PROMPT ::
Copy every line of the data below, without changing a single character.

RECORDS PROVIDED ::
──────────────────────────────

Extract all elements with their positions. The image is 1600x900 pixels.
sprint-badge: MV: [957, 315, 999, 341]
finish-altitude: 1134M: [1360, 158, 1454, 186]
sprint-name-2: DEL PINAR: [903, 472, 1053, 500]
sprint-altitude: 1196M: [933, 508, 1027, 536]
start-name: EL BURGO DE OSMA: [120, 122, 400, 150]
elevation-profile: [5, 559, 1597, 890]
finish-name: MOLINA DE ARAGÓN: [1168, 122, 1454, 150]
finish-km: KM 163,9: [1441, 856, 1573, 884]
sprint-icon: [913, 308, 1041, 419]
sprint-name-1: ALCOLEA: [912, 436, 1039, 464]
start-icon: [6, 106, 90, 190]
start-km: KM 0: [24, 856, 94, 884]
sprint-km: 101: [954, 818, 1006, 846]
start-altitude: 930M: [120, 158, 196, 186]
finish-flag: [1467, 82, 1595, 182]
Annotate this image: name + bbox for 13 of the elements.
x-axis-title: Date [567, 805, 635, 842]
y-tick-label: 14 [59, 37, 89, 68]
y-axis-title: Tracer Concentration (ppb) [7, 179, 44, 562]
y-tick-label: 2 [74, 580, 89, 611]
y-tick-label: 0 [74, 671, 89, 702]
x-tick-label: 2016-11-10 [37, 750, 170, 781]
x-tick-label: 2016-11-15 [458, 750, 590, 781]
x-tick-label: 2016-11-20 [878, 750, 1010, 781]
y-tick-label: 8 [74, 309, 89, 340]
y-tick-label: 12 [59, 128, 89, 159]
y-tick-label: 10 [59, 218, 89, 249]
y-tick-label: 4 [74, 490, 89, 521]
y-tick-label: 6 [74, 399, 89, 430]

──────────────────────────────

EXERCISE OUTPUT ::
Extract all elements with their positions. The image is 1600x900 pixels.
sprint-badge: MV: [957, 315, 999, 341]
finish-altitude: 1134M: [1360, 158, 1454, 186]
sprint-name-2: DEL PINAR: [903, 472, 1053, 500]
sprint-altitude: 1196M: [933, 508, 1027, 536]
start-name: EL BURGO DE OSMA: [120, 122, 400, 150]
elevation-profile: [5, 559, 1597, 890]
finish-name: MOLINA DE ARAGÓN: [1168, 122, 1454, 150]
finish-km: KM 163,9: [1441, 856, 1573, 884]
sprint-icon: [913, 308, 1041, 419]
sprint-name-1: ALCOLEA: [912, 436, 1039, 464]
start-icon: [6, 106, 90, 190]
start-km: KM 0: [24, 856, 94, 884]
sprint-km: 101: [954, 818, 1006, 846]
start-altitude: 930M: [120, 158, 196, 186]
finish-flag: [1467, 82, 1595, 182]
Annotate this image: name + bbox for 13 of the elements.
x-axis-title: Date [567, 805, 635, 842]
y-tick-label: 14 [59, 37, 89, 68]
y-axis-title: Tracer Concentration (ppb) [7, 179, 44, 562]
y-tick-label: 2 [74, 580, 89, 611]
y-tick-label: 0 [74, 671, 89, 702]
x-tick-label: 2016-11-10 [37, 750, 170, 781]
x-tick-label: 2016-11-15 [458, 750, 590, 781]
x-tick-label: 2016-11-20 [878, 750, 1010, 781]
y-tick-label: 8 [74, 309, 89, 340]
y-tick-label: 12 [59, 128, 89, 159]
y-tick-label: 10 [59, 218, 89, 249]
y-tick-label: 4 [74, 490, 89, 521]
y-tick-label: 6 [74, 399, 89, 430]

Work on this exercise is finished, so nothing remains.